When hurricane season begins, coastal Georgia understandably takes the spotlight. Yet some of the most significant impacts to heritage institutions occur after storms make landfall and drive massive storm systems inland into areas unprepared for such large storms.


For museums, archives, historic homes, and cultural sites across inland Georgia, hurricanes are not coastal events. They are flood and wind events—and they can last for days.

Preparedness must reflect that reality.


Inland Impact Is Different, Not Less

By the time a storm reaches central or north Georgia, it may no longer be classified as a hurricane. But it can still bring, prolonged heavy rainfall, river and flash flooding, tropical-storm-force winds, and multi-day power outages.


In Georgia, inland institutions have often faced their greatest challenges not from wind damage, but from extended loss of power and rising humidity after the storm passes.

The damage may be quieter—but it can be just as catastrophic.


Know Your Real Risks

Inland heritage sites should assess:

  • Proximity to rivers, creeks, or low-lying areas

  • Roof condition and drainage capacity

  • Tree coverage near buildings

  • Backup power availability

  • HVAC system resilience during outages

Many inland buildings are not engineered with hurricane-force wind in mind. Older or historic structures may be especially vulnerable to roof damage, water intrusion, and fallen trees. Understanding your building’s weak points before the season begins is critical.

Items listed in a dataset
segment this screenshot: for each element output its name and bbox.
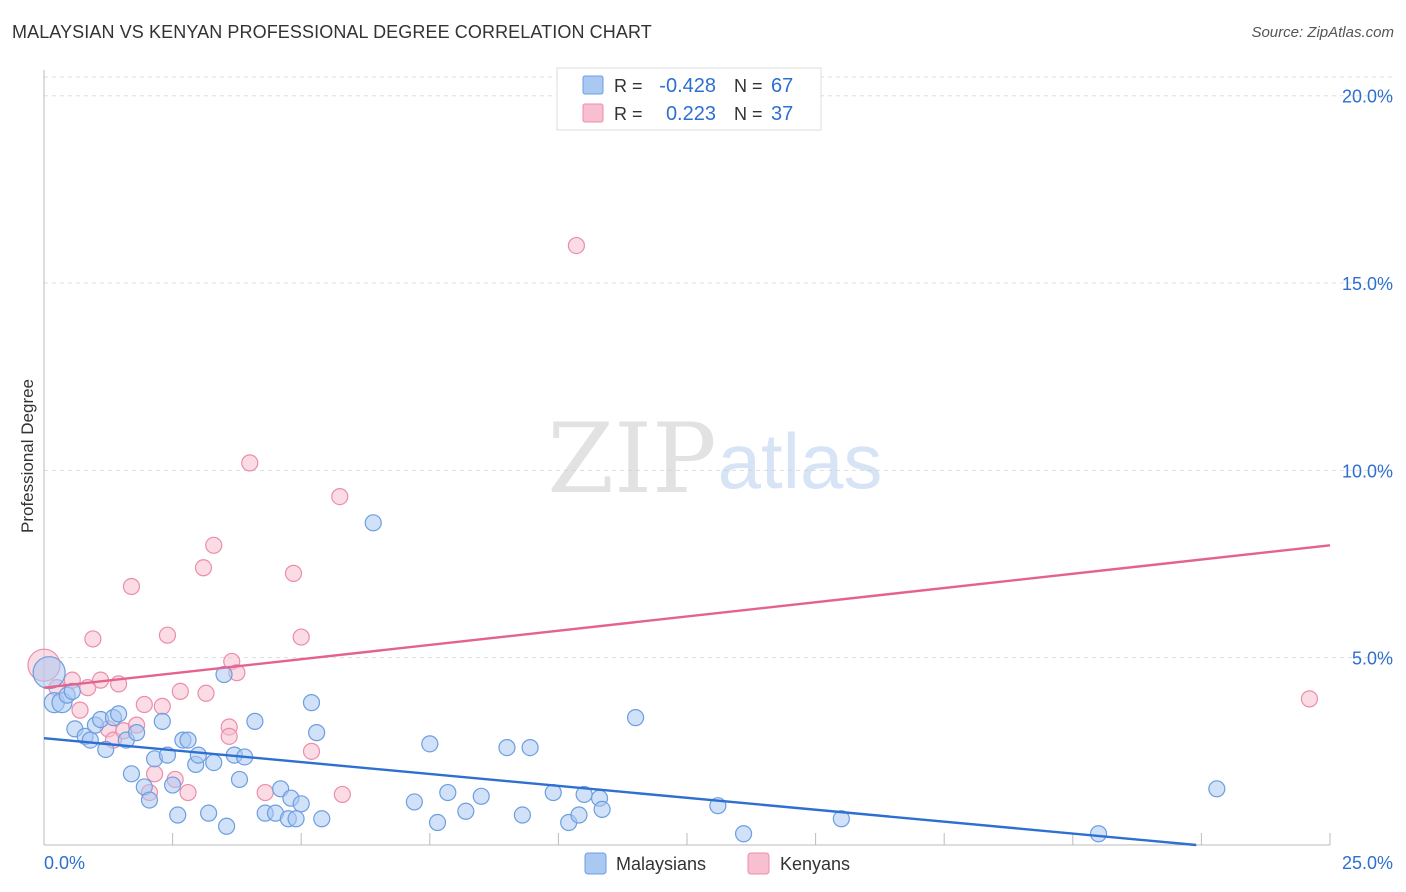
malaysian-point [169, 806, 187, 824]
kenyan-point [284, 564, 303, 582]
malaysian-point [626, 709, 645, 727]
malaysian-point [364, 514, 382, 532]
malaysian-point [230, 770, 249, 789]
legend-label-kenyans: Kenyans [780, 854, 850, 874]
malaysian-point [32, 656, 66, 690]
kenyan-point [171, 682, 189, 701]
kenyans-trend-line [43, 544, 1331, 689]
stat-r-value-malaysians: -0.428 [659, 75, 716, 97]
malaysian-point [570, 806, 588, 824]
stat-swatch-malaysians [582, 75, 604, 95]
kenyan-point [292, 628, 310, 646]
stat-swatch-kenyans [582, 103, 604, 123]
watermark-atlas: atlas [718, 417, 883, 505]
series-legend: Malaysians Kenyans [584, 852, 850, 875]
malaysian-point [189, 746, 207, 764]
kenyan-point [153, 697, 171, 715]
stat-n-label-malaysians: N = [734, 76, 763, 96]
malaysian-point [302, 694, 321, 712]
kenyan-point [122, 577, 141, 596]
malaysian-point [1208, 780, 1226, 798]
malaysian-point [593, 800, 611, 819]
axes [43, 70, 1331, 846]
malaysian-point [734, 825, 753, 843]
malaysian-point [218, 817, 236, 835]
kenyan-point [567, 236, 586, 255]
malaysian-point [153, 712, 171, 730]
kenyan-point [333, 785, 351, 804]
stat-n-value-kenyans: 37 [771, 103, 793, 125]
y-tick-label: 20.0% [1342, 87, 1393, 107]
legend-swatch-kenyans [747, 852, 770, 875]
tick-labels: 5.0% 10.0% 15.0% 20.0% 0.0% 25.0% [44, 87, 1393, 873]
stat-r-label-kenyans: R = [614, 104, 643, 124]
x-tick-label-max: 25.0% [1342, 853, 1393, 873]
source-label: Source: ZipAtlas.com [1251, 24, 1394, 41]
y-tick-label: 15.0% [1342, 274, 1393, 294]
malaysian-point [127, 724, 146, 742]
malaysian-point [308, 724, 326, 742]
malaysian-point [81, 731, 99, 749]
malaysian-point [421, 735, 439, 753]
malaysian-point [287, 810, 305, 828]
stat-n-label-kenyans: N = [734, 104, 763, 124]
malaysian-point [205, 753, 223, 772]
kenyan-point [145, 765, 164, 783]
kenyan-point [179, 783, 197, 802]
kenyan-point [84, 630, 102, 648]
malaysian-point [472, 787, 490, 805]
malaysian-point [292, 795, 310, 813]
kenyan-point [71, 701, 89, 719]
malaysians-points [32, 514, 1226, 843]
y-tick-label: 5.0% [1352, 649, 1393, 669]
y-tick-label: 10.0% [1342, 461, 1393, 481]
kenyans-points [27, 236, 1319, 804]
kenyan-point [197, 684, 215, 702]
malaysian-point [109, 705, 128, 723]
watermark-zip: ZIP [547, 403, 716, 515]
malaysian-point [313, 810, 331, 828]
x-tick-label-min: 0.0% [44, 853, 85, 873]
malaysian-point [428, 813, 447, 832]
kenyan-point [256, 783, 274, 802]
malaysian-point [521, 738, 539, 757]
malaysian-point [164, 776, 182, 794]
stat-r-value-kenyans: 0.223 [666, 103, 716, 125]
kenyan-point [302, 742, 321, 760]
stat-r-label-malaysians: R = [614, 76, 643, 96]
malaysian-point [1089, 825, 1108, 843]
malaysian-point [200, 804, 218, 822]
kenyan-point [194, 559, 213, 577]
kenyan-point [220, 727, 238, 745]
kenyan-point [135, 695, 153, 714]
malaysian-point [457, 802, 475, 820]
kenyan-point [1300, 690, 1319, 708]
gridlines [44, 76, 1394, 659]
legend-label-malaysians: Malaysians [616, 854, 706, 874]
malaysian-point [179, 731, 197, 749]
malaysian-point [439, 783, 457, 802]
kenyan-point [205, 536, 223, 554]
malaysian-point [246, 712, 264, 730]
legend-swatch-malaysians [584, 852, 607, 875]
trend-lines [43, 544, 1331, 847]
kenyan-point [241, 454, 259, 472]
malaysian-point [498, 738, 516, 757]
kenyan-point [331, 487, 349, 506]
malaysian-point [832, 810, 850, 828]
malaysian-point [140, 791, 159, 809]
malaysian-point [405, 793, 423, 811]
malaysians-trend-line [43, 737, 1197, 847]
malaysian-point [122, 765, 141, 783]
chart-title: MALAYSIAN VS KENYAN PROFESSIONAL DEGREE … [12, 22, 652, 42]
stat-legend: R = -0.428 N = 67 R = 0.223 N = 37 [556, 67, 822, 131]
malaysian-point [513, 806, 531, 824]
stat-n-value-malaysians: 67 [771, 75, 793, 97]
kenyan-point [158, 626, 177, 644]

Exercise requirements » Continue the text on hurricane preparedness for inland Georgia heritage sites, starting after its final sentence.

Exercise answer »
Prepare for Water, Not Just Wind

For inland institutions, water is often the primary threat. Heavy rainfall can overwhelm gutters, saturate surrounding ground, and push water into basements, under doors, and flood crawl spaces.


At your institution, know where water has entered in past storms, and assess if plastic sheeting or other barriers should be placed before the storm. Be aware of how quickly staff can deploy plastic sheeting or move vulnerable materials, and if collections are stored directly on floors or in flood-prone areas. Small adjustments like raising materials off the floor, clearing drainage paths, sealing minor gaps, can significantly reduce risk.


Plan for Extended Power Loss

In Georgia, inland communities may experience multi-day outages after a storm system passes. For heritage institutions, this creates secondary risks of loss of environmental controls, rising interior humidity, and disruptions to security.


Know in advance:

  • Who monitors environmental conditions during outages

  • How long your building can safely go without climate control

  • What steps are taken if humidity begins to rise

Inland recovery is often about stabilization after the storm—not emergency response during it.


Reset Before the Season Peaks

Use early summer to confirm:

  • Emergency contact lists are current ( update your PReP!)

  • Decision-making authority is clear

  • Supplies are accessible

  • Staff and volunteers understand their roles and are trained on specific tasks


Inland institutions sometimes underestimate hurricane risk because they are far from the coast. That assumption can delay action. Preparedness is not about proximity to the shoreline. It is about anticipating how a storm system will affect your specific building and collections.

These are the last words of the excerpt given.